Given task:
All lines from the line containing "Output a JSON" up to and including the last line of the listing below should be echoed exactly; no other lines belong in the response.

Material for this task:
▬▬▬▬▬▬▬▬▬▬

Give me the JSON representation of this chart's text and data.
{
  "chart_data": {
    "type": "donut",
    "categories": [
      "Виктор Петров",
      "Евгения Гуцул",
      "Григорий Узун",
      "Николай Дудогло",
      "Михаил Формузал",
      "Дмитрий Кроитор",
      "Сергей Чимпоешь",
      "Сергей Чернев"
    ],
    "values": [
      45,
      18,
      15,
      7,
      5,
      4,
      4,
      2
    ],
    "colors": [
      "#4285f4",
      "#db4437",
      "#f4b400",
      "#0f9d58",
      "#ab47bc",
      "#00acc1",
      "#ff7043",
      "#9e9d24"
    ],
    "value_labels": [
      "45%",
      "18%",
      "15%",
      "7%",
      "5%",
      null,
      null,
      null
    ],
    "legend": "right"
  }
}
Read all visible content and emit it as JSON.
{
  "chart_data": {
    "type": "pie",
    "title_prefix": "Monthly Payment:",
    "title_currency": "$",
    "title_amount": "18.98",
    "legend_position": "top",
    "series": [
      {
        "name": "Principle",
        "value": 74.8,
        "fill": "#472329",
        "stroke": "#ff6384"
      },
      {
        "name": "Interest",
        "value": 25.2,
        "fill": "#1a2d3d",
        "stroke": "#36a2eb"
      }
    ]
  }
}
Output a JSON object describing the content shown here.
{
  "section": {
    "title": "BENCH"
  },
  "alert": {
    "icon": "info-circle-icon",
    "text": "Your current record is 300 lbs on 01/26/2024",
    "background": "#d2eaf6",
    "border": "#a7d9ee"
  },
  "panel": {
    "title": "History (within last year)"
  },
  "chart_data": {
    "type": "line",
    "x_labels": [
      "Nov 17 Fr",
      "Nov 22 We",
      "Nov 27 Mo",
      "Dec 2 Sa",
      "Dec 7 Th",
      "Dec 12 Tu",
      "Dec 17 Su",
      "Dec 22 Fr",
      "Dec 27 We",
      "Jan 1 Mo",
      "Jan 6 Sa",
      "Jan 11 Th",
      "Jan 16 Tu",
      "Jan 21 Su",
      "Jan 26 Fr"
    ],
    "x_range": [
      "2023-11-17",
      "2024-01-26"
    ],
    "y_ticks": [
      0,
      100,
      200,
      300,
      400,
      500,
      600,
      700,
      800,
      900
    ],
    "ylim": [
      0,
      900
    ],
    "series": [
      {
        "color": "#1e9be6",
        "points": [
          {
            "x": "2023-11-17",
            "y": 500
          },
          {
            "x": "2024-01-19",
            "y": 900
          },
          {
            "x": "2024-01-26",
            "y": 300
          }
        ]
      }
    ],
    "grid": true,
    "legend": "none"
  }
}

▬▬▬▬▬▬▬▬▬▬

Output for this exercise:
Output a JSON object describing the content shown here.
{
  "section": {
    "title": "BENCH"
  },
  "alert": {
    "icon": "info-circle-icon",
    "text": "Your current record is 300 lbs on 01/26/2024",
    "background": "#d2eaf6",
    "border": "#a7d9ee"
  },
  "panel": {
    "title": "History (within last year)"
  },
  "chart_data": {
    "type": "line",
    "x_labels": [
      "Nov 17 Fr",
      "Nov 22 We",
      "Nov 27 Mo",
      "Dec 2 Sa",
      "Dec 7 Th",
      "Dec 12 Tu",
      "Dec 17 Su",
      "Dec 22 Fr",
      "Dec 27 We",
      "Jan 1 Mo",
      "Jan 6 Sa",
      "Jan 11 Th",
      "Jan 16 Tu",
      "Jan 21 Su",
      "Jan 26 Fr"
    ],
    "x_range": [
      "2023-11-17",
      "2024-01-26"
    ],
    "y_ticks": [
      0,
      100,
      200,
      300,
      400,
      500,
      600,
      700,
      800,
      900
    ],
    "ylim": [
      0,
      900
    ],
    "series": [
      {
        "color": "#1e9be6",
        "points": [
          {
            "x": "2023-11-17",
            "y": 500
          },
          {
            "x": "2024-01-19",
            "y": 900
          },
          {
            "x": "2024-01-26",
            "y": 300
          }
        ]
      }
    ],
    "grid": true,
    "legend": "none"
  }
}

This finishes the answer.